**简短问题 1:**
请从记录的第一行开始，逐行照抄到含有“cell-exports: 113,642 — [435, 429, 729, 516]”的那一行，这一行也要抄上。
===== 所示段落
JOIN用于将两个或多个表中的行链接在一起。Hive支持大多数的SQl JOIN操作,如 INNER JOIN 和 OUTER JOIN。此外,HQL还支持一些特殊的JOIN,如MapJoin 和 Semi-Join。在早期版本中,Hive仅支持equal join。在v2.2.0之后,还支持unequal join。但是,在使用unequal join时要非常小心,除非你知道预期的结果,因为unequal join可能通过生成joined表的笛卡尔积返回许多行。如果要限制join的输出,可以在join之后使用WHERE子句,因为JOIN发生在WHERE子句之前。如果可能,请在join条件上使用过滤条件,而不是在先前筛选数据的条件上使用过滤条件。而且,所有类型的left/right join都是不可交换的,并且总是左/右结合的,而INNER 和 FULL OUTER JOINS 都是可交换和可结合。join的语法如下:
join_table:
table_reference [INNER] JOIN table_factor [join_condition]
| table_reference {LEFT|RIGHT|FULL} [OUTER] JOIN table_reference join_condition
| table_reference LEFT SEMI JOIN table_reference join_condition
| table_reference CROSS JOIN table_reference [join_condition] (as of Hive 0.10)
table_reference:
table_factor
| join_table
table_factor:
tbl_name [alias]
| table_subquery alias
| ( table_references )
==========
**简短问题 2:**
把关于 Hive JOIN 的这段文字从“JOIN用于将两个或多个表中的行链接在一起。Hive支持大多数的SQl JOIN操作,如 INNER”一句开始重写，到“( table_references )”为止，其中的“table_factor”一律改为“base_table”。
===== 数据摘录
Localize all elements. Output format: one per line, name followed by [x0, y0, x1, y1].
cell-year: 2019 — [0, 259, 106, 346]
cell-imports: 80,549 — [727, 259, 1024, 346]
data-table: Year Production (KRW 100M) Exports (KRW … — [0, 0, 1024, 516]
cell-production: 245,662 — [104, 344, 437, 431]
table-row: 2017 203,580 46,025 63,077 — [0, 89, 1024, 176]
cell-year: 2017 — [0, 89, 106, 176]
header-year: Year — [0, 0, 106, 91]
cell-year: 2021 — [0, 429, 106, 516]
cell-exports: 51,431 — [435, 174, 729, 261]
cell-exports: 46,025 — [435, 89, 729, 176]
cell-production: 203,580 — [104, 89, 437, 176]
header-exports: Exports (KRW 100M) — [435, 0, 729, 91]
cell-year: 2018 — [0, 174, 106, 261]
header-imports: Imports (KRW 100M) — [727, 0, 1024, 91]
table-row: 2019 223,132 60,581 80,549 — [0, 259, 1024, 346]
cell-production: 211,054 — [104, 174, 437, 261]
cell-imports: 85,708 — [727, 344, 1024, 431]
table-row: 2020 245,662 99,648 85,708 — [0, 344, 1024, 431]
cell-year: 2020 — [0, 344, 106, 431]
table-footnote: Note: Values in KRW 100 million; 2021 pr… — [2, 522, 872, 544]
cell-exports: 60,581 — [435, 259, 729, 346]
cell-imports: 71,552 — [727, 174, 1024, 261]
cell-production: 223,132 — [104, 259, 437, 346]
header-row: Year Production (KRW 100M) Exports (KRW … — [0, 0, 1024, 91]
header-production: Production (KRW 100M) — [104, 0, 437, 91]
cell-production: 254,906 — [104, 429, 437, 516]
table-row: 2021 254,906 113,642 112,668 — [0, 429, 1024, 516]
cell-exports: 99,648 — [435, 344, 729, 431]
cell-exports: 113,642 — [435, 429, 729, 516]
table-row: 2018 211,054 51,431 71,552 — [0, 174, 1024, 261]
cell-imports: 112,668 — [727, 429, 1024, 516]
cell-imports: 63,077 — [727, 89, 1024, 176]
==========
**练习答案 1:**
Localize all elements. Output format: one per line, name followed by [x0, y0, x1, y1].
cell-year: 2019 — [0, 259, 106, 346]
cell-imports: 80,549 — [727, 259, 1024, 346]
data-table: Year Production (KRW 100M) Exports (KRW … — [0, 0, 1024, 516]
cell-production: 245,662 — [104, 344, 437, 431]
table-row: 2017 203,580 46,025 63,077 — [0, 89, 1024, 176]
cell-year: 2017 — [0, 89, 106, 176]
header-year: Year — [0, 0, 106, 91]
cell-year: 2021 — [0, 429, 106, 516]
cell-exports: 51,431 — [435, 174, 729, 261]
cell-exports: 46,025 — [435, 89, 729, 176]
cell-production: 203,580 — [104, 89, 437, 176]
header-exports: Exports (KRW 100M) — [435, 0, 729, 91]
cell-year: 2018 — [0, 174, 106, 261]
header-imports: Imports (KRW 100M) — [727, 0, 1024, 91]
table-row: 2019 223,132 60,581 80,549 — [0, 259, 1024, 346]
cell-production: 211,054 — [104, 174, 437, 261]
cell-imports: 85,708 — [727, 344, 1024, 431]
table-row: 2020 245,662 99,648 85,708 — [0, 344, 1024, 431]
cell-year: 2020 — [0, 344, 106, 431]
table-footnote: Note: Values in KRW 100 million; 2021 pr… — [2, 522, 872, 544]
cell-exports: 60,581 — [435, 259, 729, 346]
cell-imports: 71,552 — [727, 174, 1024, 261]
cell-production: 223,132 — [104, 259, 437, 346]
header-row: Year Production (KRW 100M) Exports (KRW … — [0, 0, 1024, 91]
header-production: Production (KRW 100M) — [104, 0, 437, 91]
cell-production: 254,906 — [104, 429, 437, 516]
table-row: 2021 254,906 113,642 112,668 — [0, 429, 1024, 516]
cell-exports: 99,648 — [435, 344, 729, 431]
cell-exports: 113,642 — [435, 429, 729, 516]

**练习答案 2:**
JOIN用于将两个或多个表中的行链接在一起。Hive支持大多数的SQl JOIN操作,如 INNER JOIN 和 OUTER JOIN。此外,HQL还支持一些特殊的JOIN,如MapJoin 和 Semi-Join。在早期版本中,Hive仅支持equal join。在v2.2.0之后,还支持unequal join。但是,在使用unequal join时要非常小心,除非你知道预期的结果,因为unequal join可能通过生成joined表的笛卡尔积返回许多行。如果要限制join的输出,可以在join之后使用WHERE子句,因为JOIN发生在WHERE子句之前。如果可能,请在join条件上使用过滤条件,而不是在先前筛选数据的条件上使用过滤条件。而且,所有类型的left/right join都是不可交换的,并且总是左/右结合的,而INNER 和 FULL OUTER JOINS 都是可交换和可结合。join的语法如下:
join_table:
table_reference [INNER] JOIN base_table [join_condition]
| table_reference {LEFT|RIGHT|FULL} [OUTER] JOIN table_reference join_condition
| table_reference LEFT SEMI JOIN table_reference join_condition
| table_reference CROSS JOIN table_reference [join_condition] (as of Hive 0.10)
table_reference:
base_table
| join_table
base_table:
tbl_name [alias]
| table_subquery alias
| ( table_references )